Data excerpts
↓

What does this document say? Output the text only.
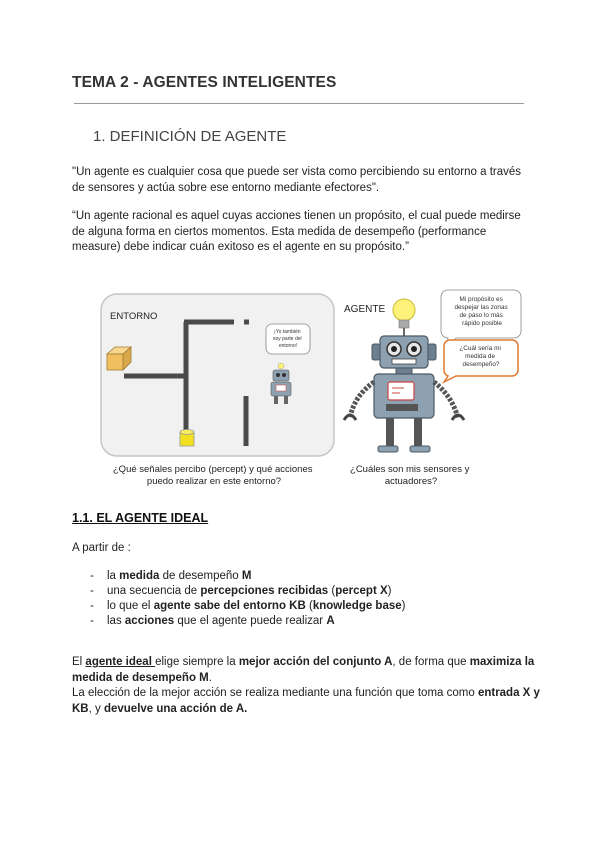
TEMA 2 - AGENTES INTELIGENTES
1. DEFINICIÓN DE AGENTE
"Un agente es cualquier cosa que puede ser vista como percibiendo su entorno a través de sensores y actúa sobre ese entorno mediante efectores".
“Un agente racional es aquel cuyas acciones tienen un propósito, el cual puede medirse de alguna forma en ciertos momentos. Esta medida de desempeño (performance measure) debe indicar cuán exitoso es el agente en su propósito.”
ENTORNO
¡Yo también soy parte del entorno!
AGENTE
Mi propósito es despejar las zonas de paso lo más rápido posible
¿Cuál sería mi medida de desempeño?
¿Qué señales percibo (percept) y qué acciones puedo realizar en este entorno?
¿Cuáles son mis sensores y actuadores?
1.1. EL AGENTE IDEAL
A partir de :
- la medida de desempeño M
- una secuencia de percepciones recibidas (percept X)
- lo que el agente sabe del entorno KB (knowledge base)
- las acciones que el agente puede realizar A
El agente ideal elige siempre la mejor acción del conjunto A, de forma que maximiza la medida de desempeño M.
La elección de la mejor acción se realiza mediante una función que toma como entrada X y KB, y devuelve una acción de A.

↑

◆ GOAL OF THE EXERCISE: With the pictures left out, transcribe the material exactly.

◆ RESPONSE TO THE TASK:
What does this document say? Output the text only.
TEMA 2 - AGENTES INTELIGENTES
1. DEFINICIÓN DE AGENTE
"Un agente es cualquier cosa que puede ser vista como percibiendo su entorno a través de sensores y actúa sobre ese entorno mediante efectores".
“Un agente racional es aquel cuyas acciones tienen un propósito, el cual puede medirse de alguna forma en ciertos momentos. Esta medida de desempeño (performance measure) debe indicar cuán exitoso es el agente en su propósito.”
ENTORNO
¡Yo también soy parte del entorno!
AGENTE
Mi propósito es despejar las zonas de paso lo más rápido posible
¿Cuál sería mi medida de desempeño?
¿Qué señales percibo (percept) y qué acciones puedo realizar en este entorno?
¿Cuáles son mis sensores y actuadores?
1.1. EL AGENTE IDEAL
A partir de :
- la medida de desempeño M
- una secuencia de percepciones recibidas (percept X)
- lo que el agente sabe del entorno KB (knowledge base)
- las acciones que el agente puede realizar A
El agente ideal elige siempre la mejor acción del conjunto A, de forma que maximiza la medida de desempeño M.
La elección de la mejor acción se realiza mediante una función que toma como entrada X y KB, y devuelve una acción de A.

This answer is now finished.